■ **TASK DETAILS**: Set down each line of the listing below verbatim, leaving out the pictures.

■ **DATA LISTING**:
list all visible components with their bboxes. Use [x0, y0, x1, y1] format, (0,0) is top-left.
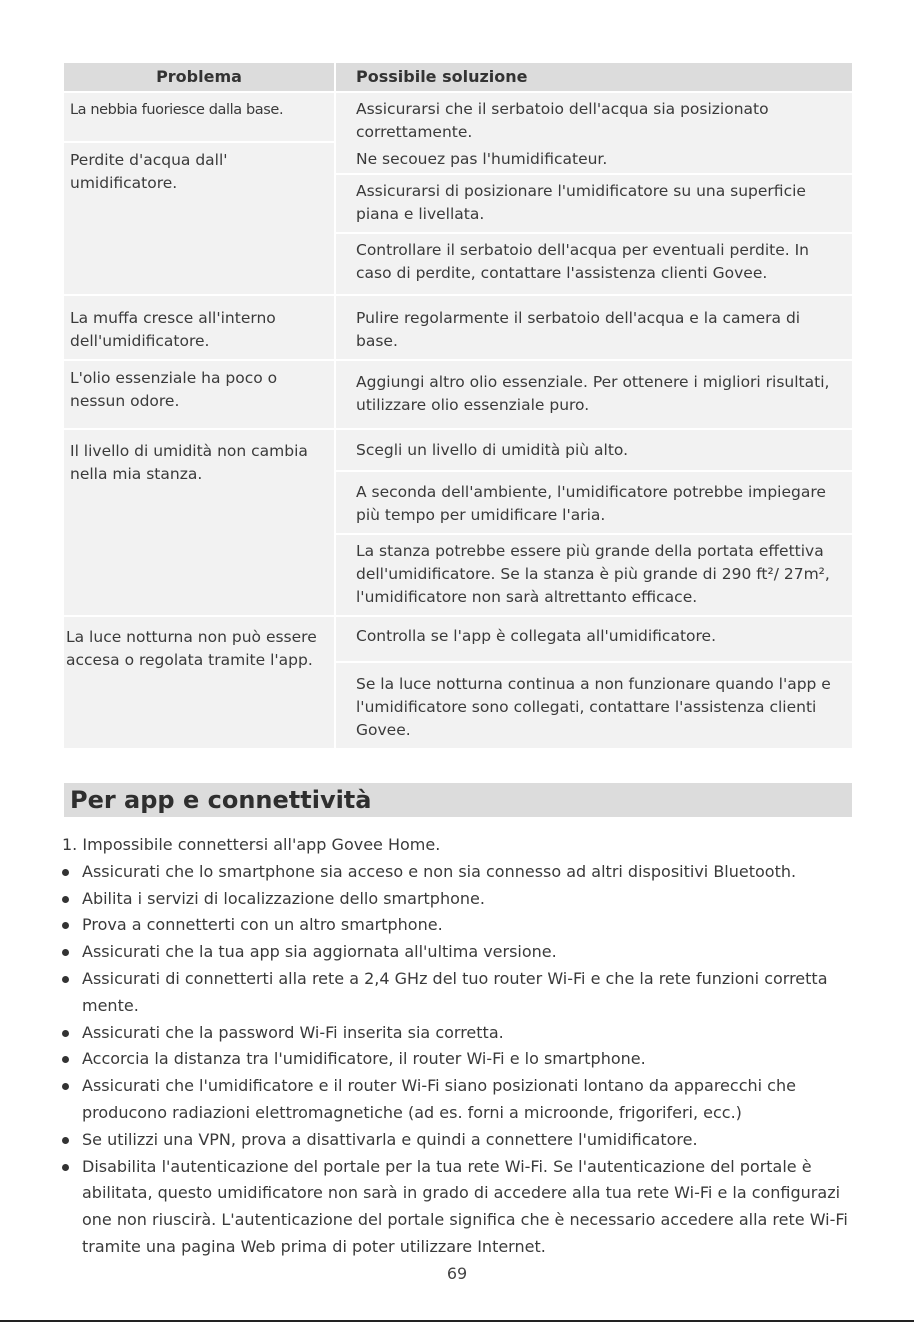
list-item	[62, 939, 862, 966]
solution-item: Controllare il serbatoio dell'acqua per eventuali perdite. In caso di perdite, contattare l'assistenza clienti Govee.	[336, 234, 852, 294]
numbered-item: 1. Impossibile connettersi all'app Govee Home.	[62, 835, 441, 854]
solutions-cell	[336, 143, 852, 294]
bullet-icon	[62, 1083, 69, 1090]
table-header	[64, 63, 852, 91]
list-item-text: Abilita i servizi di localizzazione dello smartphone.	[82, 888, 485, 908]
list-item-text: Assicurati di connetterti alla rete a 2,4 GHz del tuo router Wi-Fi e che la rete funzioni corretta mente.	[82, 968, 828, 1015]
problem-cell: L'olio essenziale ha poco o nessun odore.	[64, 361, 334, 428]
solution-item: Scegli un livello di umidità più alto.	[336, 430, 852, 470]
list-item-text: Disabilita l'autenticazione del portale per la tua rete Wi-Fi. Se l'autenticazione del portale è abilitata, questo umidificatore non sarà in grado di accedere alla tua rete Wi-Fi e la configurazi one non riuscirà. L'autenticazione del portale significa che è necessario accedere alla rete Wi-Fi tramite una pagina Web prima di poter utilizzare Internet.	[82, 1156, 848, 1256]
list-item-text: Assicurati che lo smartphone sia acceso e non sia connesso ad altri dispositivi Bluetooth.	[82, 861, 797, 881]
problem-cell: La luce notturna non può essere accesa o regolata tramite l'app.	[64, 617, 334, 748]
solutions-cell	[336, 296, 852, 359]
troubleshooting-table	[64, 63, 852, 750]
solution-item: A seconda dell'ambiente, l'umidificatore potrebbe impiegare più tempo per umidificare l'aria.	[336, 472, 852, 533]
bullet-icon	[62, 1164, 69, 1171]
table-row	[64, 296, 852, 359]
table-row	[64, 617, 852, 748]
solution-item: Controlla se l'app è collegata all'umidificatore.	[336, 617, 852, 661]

■ **FINISHED EXERCISE**:
list all visible components with their bboxes. Use [x0, y0, x1, y1] format, (0,0) is top-left.
list-item	[62, 939, 862, 966]
solution-item: Controllare il serbatoio dell'acqua per eventuali perdite. In caso di perdite, contattare l'assistenza clienti Govee.	[336, 234, 852, 294]
numbered-item: 1. Impossibile connettersi all'app Govee Home.	[62, 835, 441, 854]
solutions-cell	[336, 143, 852, 294]
bullet-icon	[62, 1083, 69, 1090]
table-header	[64, 63, 852, 91]
list-item-text: Abilita i servizi di localizzazione dello smartphone.	[82, 888, 485, 908]
list-item-text: Assicurati di connetterti alla rete a 2,4 GHz del tuo router Wi-Fi e che la rete funzioni corretta mente.	[82, 968, 828, 1015]
problem-cell: L'olio essenziale ha poco o nessun odore.	[64, 361, 334, 428]
solution-item: Scegli un livello di umidità più alto.	[336, 430, 852, 470]
list-item-text: Disabilita l'autenticazione del portale per la tua rete Wi-Fi. Se l'autenticazione del portale è abilitata, questo umidificatore non sarà in grado di accedere alla tua rete Wi-Fi e la configurazi one non riuscirà. L'autenticazione del portale significa che è necessario accedere alla rete Wi-Fi tramite una pagina Web prima di poter utilizzare Internet.	[82, 1156, 848, 1256]
list-item-text: Assicurati che lo smartphone sia acceso e non sia connesso ad altri dispositivi Bluetooth.	[82, 861, 797, 881]
problem-cell: La luce notturna non può essere accesa o regolata tramite l'app.	[64, 617, 334, 748]
solutions-cell	[336, 296, 852, 359]
troubleshooting-table	[64, 63, 852, 750]
solution-item: A seconda dell'ambiente, l'umidificatore potrebbe impiegare più tempo per umidificare l'aria.	[336, 472, 852, 533]
bullet-icon	[62, 1164, 69, 1171]
table-row	[64, 296, 852, 359]
table-row	[64, 617, 852, 748]
solution-item: Controlla se l'app è collegata all'umidificatore.	[336, 617, 852, 661]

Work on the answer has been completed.